Dataset rows about figures:
··········

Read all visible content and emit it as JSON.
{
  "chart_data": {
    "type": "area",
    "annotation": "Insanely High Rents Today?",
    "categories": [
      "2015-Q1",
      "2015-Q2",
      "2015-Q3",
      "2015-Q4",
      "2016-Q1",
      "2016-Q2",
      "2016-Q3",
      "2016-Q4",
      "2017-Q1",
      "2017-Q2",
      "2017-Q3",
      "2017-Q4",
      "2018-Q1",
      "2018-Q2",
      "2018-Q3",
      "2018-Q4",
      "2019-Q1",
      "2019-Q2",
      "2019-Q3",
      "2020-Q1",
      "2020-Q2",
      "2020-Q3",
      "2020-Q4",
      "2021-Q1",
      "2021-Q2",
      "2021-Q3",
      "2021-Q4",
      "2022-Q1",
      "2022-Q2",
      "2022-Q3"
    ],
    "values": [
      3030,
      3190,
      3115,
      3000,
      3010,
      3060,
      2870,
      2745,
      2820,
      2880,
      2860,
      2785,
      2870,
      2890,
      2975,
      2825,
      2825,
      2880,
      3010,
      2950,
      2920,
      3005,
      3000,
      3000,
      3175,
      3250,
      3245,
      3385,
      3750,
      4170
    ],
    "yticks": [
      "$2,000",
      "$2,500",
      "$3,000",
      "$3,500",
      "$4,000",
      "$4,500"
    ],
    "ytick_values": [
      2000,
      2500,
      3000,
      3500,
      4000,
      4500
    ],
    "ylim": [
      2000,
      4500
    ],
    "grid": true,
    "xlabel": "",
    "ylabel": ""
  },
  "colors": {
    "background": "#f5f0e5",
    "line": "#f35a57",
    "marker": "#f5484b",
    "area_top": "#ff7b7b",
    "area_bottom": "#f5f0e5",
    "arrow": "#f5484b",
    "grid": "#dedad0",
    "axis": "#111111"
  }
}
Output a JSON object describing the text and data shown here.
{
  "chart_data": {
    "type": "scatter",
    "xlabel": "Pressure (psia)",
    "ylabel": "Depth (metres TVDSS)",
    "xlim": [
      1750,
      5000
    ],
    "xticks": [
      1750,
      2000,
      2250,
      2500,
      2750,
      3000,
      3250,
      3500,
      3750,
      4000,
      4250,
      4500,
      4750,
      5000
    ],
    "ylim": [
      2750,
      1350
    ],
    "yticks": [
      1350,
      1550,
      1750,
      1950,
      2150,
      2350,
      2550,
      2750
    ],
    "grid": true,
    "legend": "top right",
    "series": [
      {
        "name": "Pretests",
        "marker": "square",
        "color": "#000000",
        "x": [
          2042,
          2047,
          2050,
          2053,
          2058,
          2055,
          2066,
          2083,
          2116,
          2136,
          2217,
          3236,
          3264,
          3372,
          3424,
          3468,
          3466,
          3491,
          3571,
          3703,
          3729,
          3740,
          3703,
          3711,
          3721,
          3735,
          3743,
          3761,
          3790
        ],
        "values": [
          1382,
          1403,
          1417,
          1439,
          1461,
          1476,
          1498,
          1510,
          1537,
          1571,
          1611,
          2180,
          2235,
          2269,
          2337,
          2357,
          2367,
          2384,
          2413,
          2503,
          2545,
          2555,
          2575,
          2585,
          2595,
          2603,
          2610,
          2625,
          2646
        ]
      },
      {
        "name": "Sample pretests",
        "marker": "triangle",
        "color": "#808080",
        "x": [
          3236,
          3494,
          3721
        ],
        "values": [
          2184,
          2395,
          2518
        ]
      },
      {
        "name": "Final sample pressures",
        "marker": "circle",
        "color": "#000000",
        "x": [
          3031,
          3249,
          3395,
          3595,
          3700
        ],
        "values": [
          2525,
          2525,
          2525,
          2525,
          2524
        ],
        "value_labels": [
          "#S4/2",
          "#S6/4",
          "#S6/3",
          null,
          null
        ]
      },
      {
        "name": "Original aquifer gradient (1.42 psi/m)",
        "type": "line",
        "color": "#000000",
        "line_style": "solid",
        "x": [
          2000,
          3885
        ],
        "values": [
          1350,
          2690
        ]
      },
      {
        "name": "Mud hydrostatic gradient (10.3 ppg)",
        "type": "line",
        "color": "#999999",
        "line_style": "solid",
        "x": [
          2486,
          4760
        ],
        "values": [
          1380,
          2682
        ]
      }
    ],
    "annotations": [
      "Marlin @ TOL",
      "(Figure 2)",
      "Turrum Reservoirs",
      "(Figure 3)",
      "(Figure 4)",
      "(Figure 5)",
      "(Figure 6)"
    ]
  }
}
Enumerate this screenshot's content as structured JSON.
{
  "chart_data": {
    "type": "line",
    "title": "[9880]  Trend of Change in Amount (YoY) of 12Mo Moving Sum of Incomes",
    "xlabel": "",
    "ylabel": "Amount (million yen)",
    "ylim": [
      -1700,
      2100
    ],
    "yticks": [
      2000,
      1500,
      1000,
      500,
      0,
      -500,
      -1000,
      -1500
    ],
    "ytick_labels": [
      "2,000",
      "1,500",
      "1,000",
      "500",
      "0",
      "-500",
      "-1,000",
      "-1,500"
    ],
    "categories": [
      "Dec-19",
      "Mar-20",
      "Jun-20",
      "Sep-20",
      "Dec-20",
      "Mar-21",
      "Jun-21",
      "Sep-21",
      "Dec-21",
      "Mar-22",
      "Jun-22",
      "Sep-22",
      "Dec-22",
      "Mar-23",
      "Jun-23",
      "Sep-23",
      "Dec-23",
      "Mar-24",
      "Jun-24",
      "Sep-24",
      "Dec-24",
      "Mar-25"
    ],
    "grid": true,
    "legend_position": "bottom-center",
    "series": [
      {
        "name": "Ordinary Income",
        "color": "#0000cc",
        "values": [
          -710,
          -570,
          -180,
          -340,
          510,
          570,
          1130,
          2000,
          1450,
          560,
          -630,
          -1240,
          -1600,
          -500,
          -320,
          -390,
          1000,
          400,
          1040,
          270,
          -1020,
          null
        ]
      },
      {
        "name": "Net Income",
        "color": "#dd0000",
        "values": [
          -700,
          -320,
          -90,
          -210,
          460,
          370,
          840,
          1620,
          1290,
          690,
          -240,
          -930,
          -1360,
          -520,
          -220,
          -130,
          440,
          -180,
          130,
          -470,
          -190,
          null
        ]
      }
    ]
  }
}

··········

▶ [Task to complete] Every line above should be printed again exactly as it stands.

▶ [Exercise answer]
Read all visible content and emit it as JSON.
{
  "chart_data": {
    "type": "area",
    "annotation": "Insanely High Rents Today?",
    "categories": [
      "2015-Q1",
      "2015-Q2",
      "2015-Q3",
      "2015-Q4",
      "2016-Q1",
      "2016-Q2",
      "2016-Q3",
      "2016-Q4",
      "2017-Q1",
      "2017-Q2",
      "2017-Q3",
      "2017-Q4",
      "2018-Q1",
      "2018-Q2",
      "2018-Q3",
      "2018-Q4",
      "2019-Q1",
      "2019-Q2",
      "2019-Q3",
      "2020-Q1",
      "2020-Q2",
      "2020-Q3",
      "2020-Q4",
      "2021-Q1",
      "2021-Q2",
      "2021-Q3",
      "2021-Q4",
      "2022-Q1",
      "2022-Q2",
      "2022-Q3"
    ],
    "values": [
      3030,
      3190,
      3115,
      3000,
      3010,
      3060,
      2870,
      2745,
      2820,
      2880,
      2860,
      2785,
      2870,
      2890,
      2975,
      2825,
      2825,
      2880,
      3010,
      2950,
      2920,
      3005,
      3000,
      3000,
      3175,
      3250,
      3245,
      3385,
      3750,
      4170
    ],
    "yticks": [
      "$2,000",
      "$2,500",
      "$3,000",
      "$3,500",
      "$4,000",
      "$4,500"
    ],
    "ytick_values": [
      2000,
      2500,
      3000,
      3500,
      4000,
      4500
    ],
    "ylim": [
      2000,
      4500
    ],
    "grid": true,
    "xlabel": "",
    "ylabel": ""
  },
  "colors": {
    "background": "#f5f0e5",
    "line": "#f35a57",
    "marker": "#f5484b",
    "area_top": "#ff7b7b",
    "area_bottom": "#f5f0e5",
    "arrow": "#f5484b",
    "grid": "#dedad0",
    "axis": "#111111"
  }
}
Output a JSON object describing the text and data shown here.
{
  "chart_data": {
    "type": "scatter",
    "xlabel": "Pressure (psia)",
    "ylabel": "Depth (metres TVDSS)",
    "xlim": [
      1750,
      5000
    ],
    "xticks": [
      1750,
      2000,
      2250,
      2500,
      2750,
      3000,
      3250,
      3500,
      3750,
      4000,
      4250,
      4500,
      4750,
      5000
    ],
    "ylim": [
      2750,
      1350
    ],
    "yticks": [
      1350,
      1550,
      1750,
      1950,
      2150,
      2350,
      2550,
      2750
    ],
    "grid": true,
    "legend": "top right",
    "series": [
      {
        "name": "Pretests",
        "marker": "square",
        "color": "#000000",
        "x": [
          2042,
          2047,
          2050,
          2053,
          2058,
          2055,
          2066,
          2083,
          2116,
          2136,
          2217,
          3236,
          3264,
          3372,
          3424,
          3468,
          3466,
          3491,
          3571,
          3703,
          3729,
          3740,
          3703,
          3711,
          3721,
          3735,
          3743,
          3761,
          3790
        ],
        "values": [
          1382,
          1403,
          1417,
          1439,
          1461,
          1476,
          1498,
          1510,
          1537,
          1571,
          1611,
          2180,
          2235,
          2269,
          2337,
          2357,
          2367,
          2384,
          2413,
          2503,
          2545,
          2555,
          2575,
          2585,
          2595,
          2603,
          2610,
          2625,
          2646
        ]
      },
      {
        "name": "Sample pretests",
        "marker": "triangle",
        "color": "#808080",
        "x": [
          3236,
          3494,
          3721
        ],
        "values": [
          2184,
          2395,
          2518
        ]
      },
      {
        "name": "Final sample pressures",
        "marker": "circle",
        "color": "#000000",
        "x": [
          3031,
          3249,
          3395,
          3595,
          3700
        ],
        "values": [
          2525,
          2525,
          2525,
          2525,
          2524
        ],
        "value_labels": [
          "#S4/2",
          "#S6/4",
          "#S6/3",
          null,
          null
        ]
      },
      {
        "name": "Original aquifer gradient (1.42 psi/m)",
        "type": "line",
        "color": "#000000",
        "line_style": "solid",
        "x": [
          2000,
          3885
        ],
        "values": [
          1350,
          2690
        ]
      },
      {
        "name": "Mud hydrostatic gradient (10.3 ppg)",
        "type": "line",
        "color": "#999999",
        "line_style": "solid",
        "x": [
          2486,
          4760
        ],
        "values": [
          1380,
          2682
        ]
      }
    ],
    "annotations": [
      "Marlin @ TOL",
      "(Figure 2)",
      "Turrum Reservoirs",
      "(Figure 3)",
      "(Figure 4)",
      "(Figure 5)",
      "(Figure 6)"
    ]
  }
}
Enumerate this screenshot's content as structured JSON.
{
  "chart_data": {
    "type": "line",
    "title": "[9880]  Trend of Change in Amount (YoY) of 12Mo Moving Sum of Incomes",
    "xlabel": "",
    "ylabel": "Amount (million yen)",
    "ylim": [
      -1700,
      2100
    ],
    "yticks": [
      2000,
      1500,
      1000,
      500,
      0,
      -500,
      -1000,
      -1500
    ],
    "ytick_labels": [
      "2,000",
      "1,500",
      "1,000",
      "500",
      "0",
      "-500",
      "-1,000",
      "-1,500"
    ],
    "categories": [
      "Dec-19",
      "Mar-20",
      "Jun-20",
      "Sep-20",
      "Dec-20",
      "Mar-21",
      "Jun-21",
      "Sep-21",
      "Dec-21",
      "Mar-22",
      "Jun-22",
      "Sep-22",
      "Dec-22",
      "Mar-23",
      "Jun-23",
      "Sep-23",
      "Dec-23",
      "Mar-24",
      "Jun-24",
      "Sep-24",
      "Dec-24",
      "Mar-25"
    ],
    "grid": true,
    "legend_position": "bottom-center",
    "series": [
      {
        "name": "Ordinary Income",
        "color": "#0000cc",
        "values": [
          -710,
          -570,
          -180,
          -340,
          510,
          570,
          1130,
          2000,
          1450,
          560,
          -630,
          -1240,
          -1600,
          -500,
          -320,
          -390,
          1000,
          400,
          1040,
          270,
          -1020,
          null
        ]
      },
      {
        "name": "Net Income",
        "color": "#dd0000",
        "values": [
          -700,
          -320,
          -90,
          -210,
          460,
          370,
          840,
          1620,
          1290,
          690,
          -240,
          -930,
          -1360,
          -520,
          -220,
          -130,
          440,
          -180,
          130,
          -470,
          -190,
          null
        ]
      }
    ]
  }
}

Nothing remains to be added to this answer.